## Directions for this task
Each line containing the word "الحكم" should be found and copied.

━━━━━━

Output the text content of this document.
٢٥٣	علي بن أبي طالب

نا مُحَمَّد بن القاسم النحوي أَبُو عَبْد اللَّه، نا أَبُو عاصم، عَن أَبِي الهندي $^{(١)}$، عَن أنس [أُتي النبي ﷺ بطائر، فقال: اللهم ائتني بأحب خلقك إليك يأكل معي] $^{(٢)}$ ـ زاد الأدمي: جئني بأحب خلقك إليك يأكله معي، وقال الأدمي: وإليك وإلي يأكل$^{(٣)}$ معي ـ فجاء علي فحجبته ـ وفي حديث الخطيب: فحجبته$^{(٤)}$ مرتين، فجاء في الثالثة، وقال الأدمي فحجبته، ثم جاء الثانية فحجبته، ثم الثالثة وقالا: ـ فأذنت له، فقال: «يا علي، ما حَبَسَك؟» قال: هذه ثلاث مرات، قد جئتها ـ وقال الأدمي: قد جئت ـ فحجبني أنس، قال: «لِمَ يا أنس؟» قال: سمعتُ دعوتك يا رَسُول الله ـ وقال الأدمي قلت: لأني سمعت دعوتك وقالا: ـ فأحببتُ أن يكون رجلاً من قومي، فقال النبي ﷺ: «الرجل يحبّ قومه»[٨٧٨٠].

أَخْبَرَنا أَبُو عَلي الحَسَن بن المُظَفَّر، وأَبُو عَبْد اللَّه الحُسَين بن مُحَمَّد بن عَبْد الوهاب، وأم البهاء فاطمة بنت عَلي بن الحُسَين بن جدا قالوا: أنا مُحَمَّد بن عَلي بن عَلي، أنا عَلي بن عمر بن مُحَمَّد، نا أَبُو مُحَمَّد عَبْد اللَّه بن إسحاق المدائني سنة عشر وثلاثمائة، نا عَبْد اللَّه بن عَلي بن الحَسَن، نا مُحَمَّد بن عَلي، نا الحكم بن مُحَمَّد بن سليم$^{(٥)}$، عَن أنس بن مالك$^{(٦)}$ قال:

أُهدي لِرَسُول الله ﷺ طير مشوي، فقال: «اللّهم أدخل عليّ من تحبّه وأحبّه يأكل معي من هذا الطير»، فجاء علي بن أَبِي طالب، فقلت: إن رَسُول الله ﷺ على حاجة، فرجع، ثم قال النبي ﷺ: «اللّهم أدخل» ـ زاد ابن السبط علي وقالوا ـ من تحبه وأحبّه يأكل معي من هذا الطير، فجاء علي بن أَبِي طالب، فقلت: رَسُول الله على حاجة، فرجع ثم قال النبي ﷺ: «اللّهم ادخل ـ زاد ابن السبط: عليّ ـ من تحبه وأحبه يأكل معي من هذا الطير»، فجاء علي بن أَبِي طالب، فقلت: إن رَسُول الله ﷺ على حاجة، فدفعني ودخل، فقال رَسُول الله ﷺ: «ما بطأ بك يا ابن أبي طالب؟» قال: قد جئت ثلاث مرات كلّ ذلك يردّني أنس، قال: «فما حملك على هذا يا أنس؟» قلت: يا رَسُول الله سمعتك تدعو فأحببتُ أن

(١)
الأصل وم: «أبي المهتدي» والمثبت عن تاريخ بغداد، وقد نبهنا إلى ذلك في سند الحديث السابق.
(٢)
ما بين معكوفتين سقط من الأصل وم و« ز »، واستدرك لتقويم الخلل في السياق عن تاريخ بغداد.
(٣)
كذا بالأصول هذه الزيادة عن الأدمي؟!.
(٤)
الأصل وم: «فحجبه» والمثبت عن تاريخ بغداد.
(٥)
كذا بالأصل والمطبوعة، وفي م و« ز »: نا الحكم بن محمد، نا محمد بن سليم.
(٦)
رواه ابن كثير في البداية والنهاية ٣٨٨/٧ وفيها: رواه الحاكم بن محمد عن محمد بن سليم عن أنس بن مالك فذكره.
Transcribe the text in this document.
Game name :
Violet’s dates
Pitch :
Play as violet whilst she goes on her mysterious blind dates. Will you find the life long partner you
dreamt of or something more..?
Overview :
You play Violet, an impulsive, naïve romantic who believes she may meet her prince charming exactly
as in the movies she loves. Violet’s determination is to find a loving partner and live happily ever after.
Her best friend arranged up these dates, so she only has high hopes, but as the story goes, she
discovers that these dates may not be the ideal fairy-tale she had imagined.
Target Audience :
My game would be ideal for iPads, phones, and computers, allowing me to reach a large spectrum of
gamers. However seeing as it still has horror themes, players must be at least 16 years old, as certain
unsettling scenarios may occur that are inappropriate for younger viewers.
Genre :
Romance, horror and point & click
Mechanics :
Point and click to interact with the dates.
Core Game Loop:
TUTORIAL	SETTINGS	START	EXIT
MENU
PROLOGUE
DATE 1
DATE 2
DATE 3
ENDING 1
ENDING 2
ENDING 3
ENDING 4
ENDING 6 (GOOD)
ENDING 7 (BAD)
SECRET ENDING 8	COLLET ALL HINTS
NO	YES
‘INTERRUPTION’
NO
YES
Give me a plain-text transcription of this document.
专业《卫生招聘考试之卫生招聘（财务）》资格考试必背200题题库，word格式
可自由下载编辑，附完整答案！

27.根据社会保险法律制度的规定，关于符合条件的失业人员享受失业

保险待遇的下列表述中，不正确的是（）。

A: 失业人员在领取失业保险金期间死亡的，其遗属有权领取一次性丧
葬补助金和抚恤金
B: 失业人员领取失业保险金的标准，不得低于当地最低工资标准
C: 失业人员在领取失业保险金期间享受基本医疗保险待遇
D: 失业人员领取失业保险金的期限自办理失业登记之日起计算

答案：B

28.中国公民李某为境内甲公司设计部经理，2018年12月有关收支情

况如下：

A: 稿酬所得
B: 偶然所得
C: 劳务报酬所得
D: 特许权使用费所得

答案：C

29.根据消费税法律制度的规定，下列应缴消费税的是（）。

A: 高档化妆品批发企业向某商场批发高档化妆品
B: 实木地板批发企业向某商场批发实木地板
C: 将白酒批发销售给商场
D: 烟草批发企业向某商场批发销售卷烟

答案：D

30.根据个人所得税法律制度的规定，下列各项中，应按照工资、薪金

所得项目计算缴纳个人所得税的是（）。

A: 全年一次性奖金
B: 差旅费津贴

━━━━━━

## Exercise answer
أَخْبَرَنا أَبُو عَلي الحَسَن بن المُظَفَّر، وأَبُو عَبْد اللَّه الحُسَين بن مُحَمَّد بن عَبْد الوهاب، وأم البهاء فاطمة بنت عَلي بن الحُسَين بن جدا قالوا: أنا مُحَمَّد بن عَلي بن عَلي، أنا عَلي بن عمر بن مُحَمَّد، نا أَبُو مُحَمَّد عَبْد اللَّه بن إسحاق المدائني سنة عشر وثلاثمائة، نا عَبْد اللَّه بن عَلي بن الحَسَن، نا مُحَمَّد بن عَلي، نا الحكم بن مُحَمَّد بن سليم$^{(٥)}$، عَن أنس بن مالك$^{(٦)}$ قال:
كذا بالأصل والمطبوعة، وفي م و« ز »: نا الحكم بن محمد، نا محمد بن سليم.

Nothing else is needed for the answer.